• [Task prompt]: Go through the listing below and gather every line with the word "fall".

• [Material]:
######

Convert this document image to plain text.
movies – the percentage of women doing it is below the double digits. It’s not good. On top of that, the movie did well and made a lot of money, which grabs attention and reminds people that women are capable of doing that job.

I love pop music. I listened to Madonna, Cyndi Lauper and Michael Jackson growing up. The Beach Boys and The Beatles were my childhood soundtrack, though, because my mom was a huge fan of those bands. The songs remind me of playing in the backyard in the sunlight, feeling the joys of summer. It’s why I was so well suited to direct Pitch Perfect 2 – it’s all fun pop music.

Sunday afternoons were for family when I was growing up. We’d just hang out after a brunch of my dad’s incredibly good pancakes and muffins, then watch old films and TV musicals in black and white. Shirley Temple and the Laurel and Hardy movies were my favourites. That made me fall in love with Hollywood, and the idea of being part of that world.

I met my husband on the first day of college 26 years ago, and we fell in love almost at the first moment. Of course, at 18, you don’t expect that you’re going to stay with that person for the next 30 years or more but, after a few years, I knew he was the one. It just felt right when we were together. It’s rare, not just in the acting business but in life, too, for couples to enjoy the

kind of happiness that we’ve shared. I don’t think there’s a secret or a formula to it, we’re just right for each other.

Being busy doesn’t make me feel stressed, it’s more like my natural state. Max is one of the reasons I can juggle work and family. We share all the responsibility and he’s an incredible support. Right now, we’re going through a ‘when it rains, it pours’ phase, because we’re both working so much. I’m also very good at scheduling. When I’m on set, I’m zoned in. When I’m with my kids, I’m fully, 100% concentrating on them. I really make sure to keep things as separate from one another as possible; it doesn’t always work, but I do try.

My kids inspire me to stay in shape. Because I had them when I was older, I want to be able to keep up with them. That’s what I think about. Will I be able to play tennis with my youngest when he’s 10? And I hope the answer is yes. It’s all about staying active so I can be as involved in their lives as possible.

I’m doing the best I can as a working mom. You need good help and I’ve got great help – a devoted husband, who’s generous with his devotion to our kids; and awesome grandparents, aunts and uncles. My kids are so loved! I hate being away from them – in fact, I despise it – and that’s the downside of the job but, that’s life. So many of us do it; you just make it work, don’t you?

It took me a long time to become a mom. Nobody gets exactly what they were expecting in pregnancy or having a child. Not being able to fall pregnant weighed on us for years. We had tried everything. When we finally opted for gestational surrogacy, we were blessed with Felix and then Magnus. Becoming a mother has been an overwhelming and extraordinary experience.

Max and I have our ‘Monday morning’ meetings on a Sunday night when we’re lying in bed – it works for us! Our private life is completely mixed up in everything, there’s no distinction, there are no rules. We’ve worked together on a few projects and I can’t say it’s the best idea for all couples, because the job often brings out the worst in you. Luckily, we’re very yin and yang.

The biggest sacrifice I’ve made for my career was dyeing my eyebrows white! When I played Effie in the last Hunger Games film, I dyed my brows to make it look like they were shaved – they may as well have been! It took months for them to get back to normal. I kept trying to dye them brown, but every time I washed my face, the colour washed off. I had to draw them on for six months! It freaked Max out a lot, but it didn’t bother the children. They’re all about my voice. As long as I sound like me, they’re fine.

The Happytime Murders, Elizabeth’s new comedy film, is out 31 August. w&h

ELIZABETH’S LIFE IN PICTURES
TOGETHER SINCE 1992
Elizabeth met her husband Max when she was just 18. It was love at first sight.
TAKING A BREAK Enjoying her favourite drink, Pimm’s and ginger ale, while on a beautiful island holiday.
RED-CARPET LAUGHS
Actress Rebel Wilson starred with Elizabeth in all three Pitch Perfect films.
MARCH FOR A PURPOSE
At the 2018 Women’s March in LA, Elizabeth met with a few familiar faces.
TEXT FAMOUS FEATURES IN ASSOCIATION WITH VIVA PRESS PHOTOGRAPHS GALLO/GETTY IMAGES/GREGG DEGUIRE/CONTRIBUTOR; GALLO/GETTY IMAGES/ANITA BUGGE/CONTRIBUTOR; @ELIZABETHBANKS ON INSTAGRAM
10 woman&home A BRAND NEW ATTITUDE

######

• [Solution to the problem]:
Sunday afternoons were for family when I was growing up. We’d just hang out after a brunch of my dad’s incredibly good pancakes and muffins, then watch old films and TV musicals in black and white. Shirley Temple and the Laurel and Hardy movies were my favourites. That made me fall in love with Hollywood, and the idea of being part of that world.
It took me a long time to become a mom. Nobody gets exactly what they were expecting in pregnancy or having a child. Not being able to fall pregnant weighed on us for years. We had tried everything. When we finally opted for gestational surrogacy, we were blessed with Felix and then Magnus. Becoming a mother has been an overwhelming and extraordinary experience.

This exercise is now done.